Entries taken from a collection
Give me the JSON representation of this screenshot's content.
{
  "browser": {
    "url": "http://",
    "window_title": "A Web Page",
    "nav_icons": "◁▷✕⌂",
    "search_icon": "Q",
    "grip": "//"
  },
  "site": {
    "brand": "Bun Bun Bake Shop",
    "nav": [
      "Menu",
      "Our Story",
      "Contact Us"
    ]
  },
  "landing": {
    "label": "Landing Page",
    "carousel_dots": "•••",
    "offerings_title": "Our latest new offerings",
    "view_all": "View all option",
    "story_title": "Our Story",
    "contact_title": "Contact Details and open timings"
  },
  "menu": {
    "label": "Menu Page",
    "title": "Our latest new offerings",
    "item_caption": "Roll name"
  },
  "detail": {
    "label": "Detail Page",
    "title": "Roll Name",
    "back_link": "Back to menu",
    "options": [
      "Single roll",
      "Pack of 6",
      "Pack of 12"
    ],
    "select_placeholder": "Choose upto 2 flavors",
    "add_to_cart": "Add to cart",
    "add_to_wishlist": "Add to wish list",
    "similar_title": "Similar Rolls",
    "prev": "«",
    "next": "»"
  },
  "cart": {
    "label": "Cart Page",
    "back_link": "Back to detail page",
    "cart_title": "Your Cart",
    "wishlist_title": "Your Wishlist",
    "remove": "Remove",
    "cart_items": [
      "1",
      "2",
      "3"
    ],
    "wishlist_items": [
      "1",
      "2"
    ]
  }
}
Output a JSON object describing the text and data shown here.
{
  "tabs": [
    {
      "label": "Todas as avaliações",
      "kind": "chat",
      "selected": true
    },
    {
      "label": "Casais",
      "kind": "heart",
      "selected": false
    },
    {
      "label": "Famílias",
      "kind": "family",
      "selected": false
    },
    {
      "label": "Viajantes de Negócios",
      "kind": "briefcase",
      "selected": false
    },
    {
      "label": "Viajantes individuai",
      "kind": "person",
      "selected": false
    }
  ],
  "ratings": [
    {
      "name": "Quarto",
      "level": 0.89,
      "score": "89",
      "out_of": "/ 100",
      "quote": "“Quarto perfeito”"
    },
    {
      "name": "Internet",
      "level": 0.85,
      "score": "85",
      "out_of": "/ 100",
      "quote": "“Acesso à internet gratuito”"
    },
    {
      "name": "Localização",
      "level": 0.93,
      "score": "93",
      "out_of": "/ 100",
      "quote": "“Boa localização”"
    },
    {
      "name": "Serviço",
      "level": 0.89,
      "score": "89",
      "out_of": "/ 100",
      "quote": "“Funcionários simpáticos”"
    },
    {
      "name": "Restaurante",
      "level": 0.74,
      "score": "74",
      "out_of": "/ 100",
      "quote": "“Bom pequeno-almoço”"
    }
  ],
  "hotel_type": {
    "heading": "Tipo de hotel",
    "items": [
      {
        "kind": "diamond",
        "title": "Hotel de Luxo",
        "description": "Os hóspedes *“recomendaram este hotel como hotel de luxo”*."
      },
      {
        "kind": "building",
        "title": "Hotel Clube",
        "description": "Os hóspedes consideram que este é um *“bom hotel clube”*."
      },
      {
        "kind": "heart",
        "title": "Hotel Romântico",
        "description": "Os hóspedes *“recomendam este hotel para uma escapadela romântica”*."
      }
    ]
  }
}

▶ _To be done_
How many lines in the records above hold the word "Contact"? Give only the number.

▶ _Exercise response_
2